**Exercise description:** Find the string "with" in the data, then copy every line where it is found.

-------- Input material --------

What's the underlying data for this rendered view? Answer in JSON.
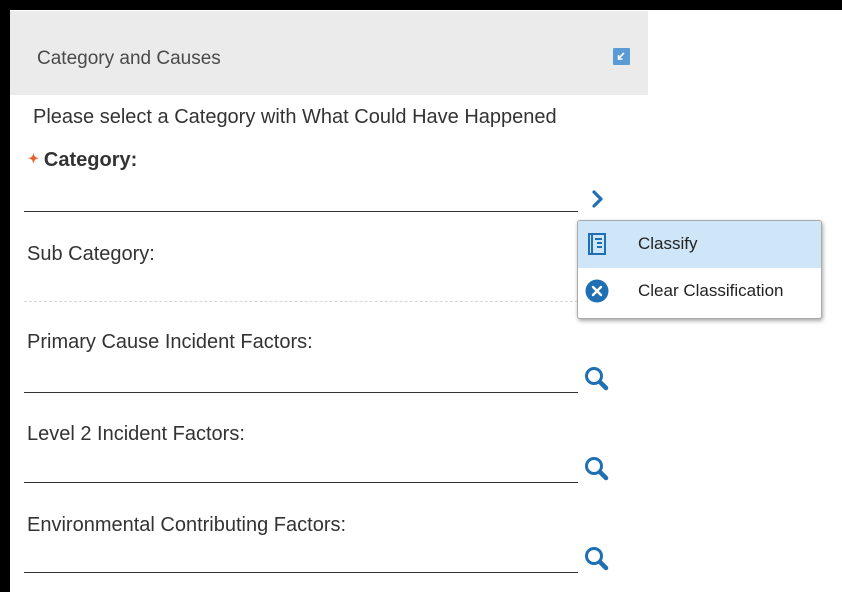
{
  "panel": {
    "title": "Category and Causes",
    "instruction": "Please select a Category with What Could Have Happened"
  },
  "fields": {
    "category_label": "Category:",
    "required_marker": "✦",
    "sub_category_label": "Sub Category:",
    "primary_cause_label": "Primary Cause Incident Factors:",
    "level2_label": "Level 2 Incident Factors:",
    "environmental_label": "Environmental Contributing Factors:"
  },
  "menu": {
    "classify_label": "Classify",
    "clear_label": "Clear Classification"
  },
  "icons": {
    "collapse": "collapse-arrow-icon",
    "chevron": "chevron-right-icon",
    "search": "magnifier-icon",
    "classify": "list-document-icon",
    "clear": "close-circle-icon"
  },
  "colors": {
    "accent": "#1f6fb5",
    "header_bg": "#ebebeb",
    "menu_highlight": "#cfe5f8",
    "required": "#e8612c"
  }
}
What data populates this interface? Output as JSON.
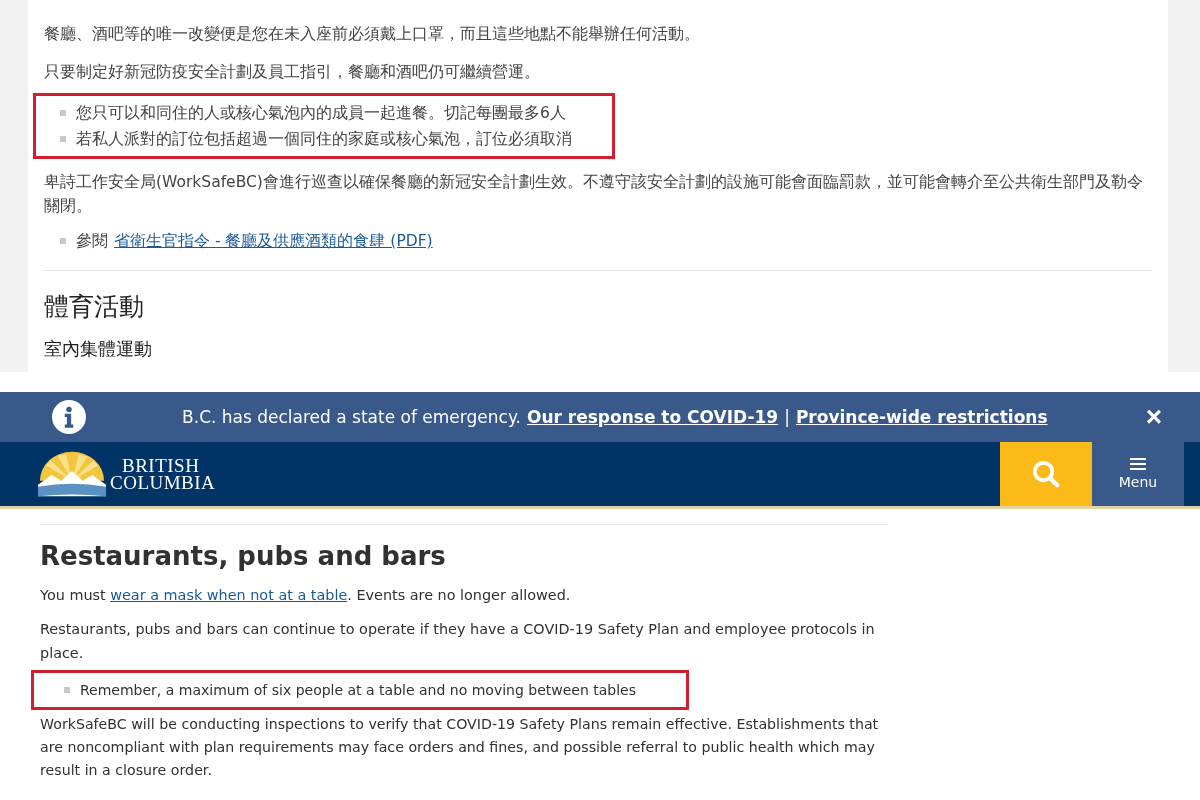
{
  "chinese_page": {
    "paragraphs": [
      "餐廳、酒吧等的唯一改變便是您在未入座前必須戴上口罩，而且這些地點不能舉辦任何活動。",
      "只要制定好新冠防疫安全計劃及員工指引，餐廳和酒吧仍可繼續營運。"
    ],
    "bullets": {
      "highlighted": true,
      "items": [
        "您只可以和同住的人或核心氣泡內的成員一起進餐。切記每團最多6人",
        "若私人派對的訂位包括超過一個同住的家庭或核心氣泡，訂位必須取消"
      ]
    },
    "paragraph_after": "卑詩工作安全局(WorkSafeBC)會進行巡查以確保餐廳的新冠安全計劃生效。不遵守該安全計劃的設施可能會面臨罰款，並可能會轉介至公共衛生部門及勒令關閉。",
    "see_also": {
      "prefix": "參閱",
      "link": "省衛生官指令 - 餐廳及供應酒類的食肆 (PDF)"
    },
    "heading": "體育活動",
    "subheading": "室內集體運動"
  },
  "alert_banner": {
    "text": "B.C. has declared a state of emergency.",
    "links": [
      "Our response to COVID-19",
      "Province-wide restrictions"
    ],
    "separator": "|",
    "close": "×"
  },
  "header": {
    "logo_lines": [
      "BRITISH",
      "COLUMBIA"
    ],
    "menu_label": "Menu"
  },
  "english_page": {
    "heading": "Restaurants, pubs and bars",
    "intro": {
      "before": "You must",
      "link": "wear a mask when not at a table",
      "after": ". Events are no longer allowed."
    },
    "paragraph": "Restaurants, pubs and bars can continue to operate if they have a COVID-19 Safety Plan and employee protocols in place.",
    "bullets": {
      "highlighted": true,
      "items": [
        "Remember, a maximum of six people at a table and no moving between tables"
      ]
    },
    "paragraph_after": "WorkSafeBC will be conducting inspections to verify that COVID-19 Safety Plans remain effective. Establishments that are noncompliant with plan requirements may face orders and fines, and possible referral to public health which may result in a closure order."
  }
}
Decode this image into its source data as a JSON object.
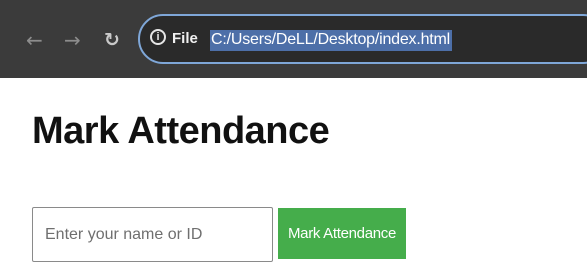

--------

**The output:**
    "instruction": "Please select a Category with What Could Have Happened"
    "paragraph_after": "WorkSafeBC will be conducting inspections to verify that COVID-19 Safety Plans remain effective. Establishments that are noncompliant with plan requirements may face orders and fines, and possible referral to public health which may result in a closure order."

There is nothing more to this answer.